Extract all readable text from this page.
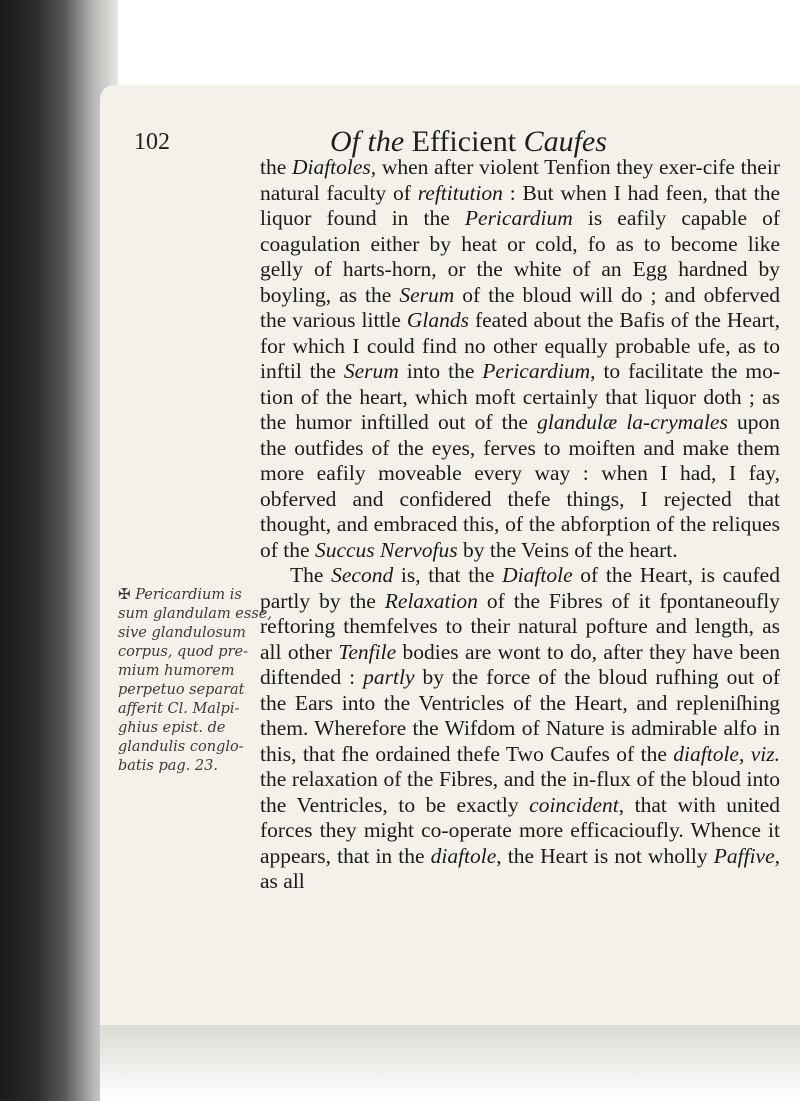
102	Of the Efficient Caufes

the Diaftoles, when after violent Tenfion they exer-cife their natural faculty of reftitution : But when I had feen, that the liquor found in the Pericardium is eafily capable of coagulation either by heat or cold, fo as to become like gelly of harts-horn, or the white of an Egg hardned by boyling, as the Serum of the bloud will do ; and obferved the various little Glands feated about the Bafis of the Heart, for which I could find no other equally probable ufe, as to inftil the Serum into the Pericardium, to facilitate the mo-tion of the heart, which moft certainly that liquor doth ; as the humor inftilled out of the glandulæ la-crymales upon the outfides of the eyes, ferves to moiften and make them more eafily moveable every way : when I had, I fay, obferved and confidered thefe things, I rejected that thought, and embraced this, of the abforption of the reliques of the Succus Nervofus by the Veins of the heart.

The Second is, that the Diaftole of the Heart, is caufed partly by the Relaxation of the Fibres of it fpontaneoufly reftoring themfelves to their natural pofture and length, as all other Tenfile bodies are wont to do, after they have been diftended : partly by the force of the bloud rufhing out of the Ears into the Ventricles of the Heart, and repleniſhing them. Wherefore the Wifdom of Nature is admirable alfo in this, that fhe ordained thefe Two Caufes of the diaftole, viz. the relaxation of the Fibres, and the in-flux of the bloud into the Ventricles, to be exactly coincident, that with united forces they might co-operate more efficacioufly. Whence it appears, that in the diaftole, the Heart is not wholly Paffive, as all

✠ Pericardium is
sum glandulam esse,
sive glandulosum
corpus, quod pre-
mium humorem
perpetuo separat
afferit Cl. Malpi-
ghius epist. de
glandulis conglo-
batis pag. 23.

EXERCISE DIRECTIONS: Exactly reproduce the entries above, minus the pictures.

RESULT:
Extract all readable text from this page.
102	Of the Efficient Caufes

the Diaftoles, when after violent Tenfion they exer-cife their natural faculty of reftitution : But when I had feen, that the liquor found in the Pericardium is eafily capable of coagulation either by heat or cold, fo as to become like gelly of harts-horn, or the white of an Egg hardned by boyling, as the Serum of the bloud will do ; and obferved the various little Glands feated about the Bafis of the Heart, for which I could find no other equally probable ufe, as to inftil the Serum into the Pericardium, to facilitate the mo-tion of the heart, which moft certainly that liquor doth ; as the humor inftilled out of the glandulæ la-crymales upon the outfides of the eyes, ferves to moiften and make them more eafily moveable every way : when I had, I fay, obferved and confidered thefe things, I rejected that thought, and embraced this, of the abforption of the reliques of the Succus Nervofus by the Veins of the heart.

The Second is, that the Diaftole of the Heart, is caufed partly by the Relaxation of the Fibres of it fpontaneoufly reftoring themfelves to their natural pofture and length, as all other Tenfile bodies are wont to do, after they have been diftended : partly by the force of the bloud rufhing out of the Ears into the Ventricles of the Heart, and repleniſhing them. Wherefore the Wifdom of Nature is admirable alfo in this, that fhe ordained thefe Two Caufes of the diaftole, viz. the relaxation of the Fibres, and the in-flux of the bloud into the Ventricles, to be exactly coincident, that with united forces they might co-operate more efficacioufly. Whence it appears, that in the diaftole, the Heart is not wholly Paffive, as all

✠ Pericardium is
sum glandulam esse,
sive glandulosum
corpus, quod pre-
mium humorem
perpetuo separat
afferit Cl. Malpi-
ghius epist. de
glandulis conglo-
batis pag. 23.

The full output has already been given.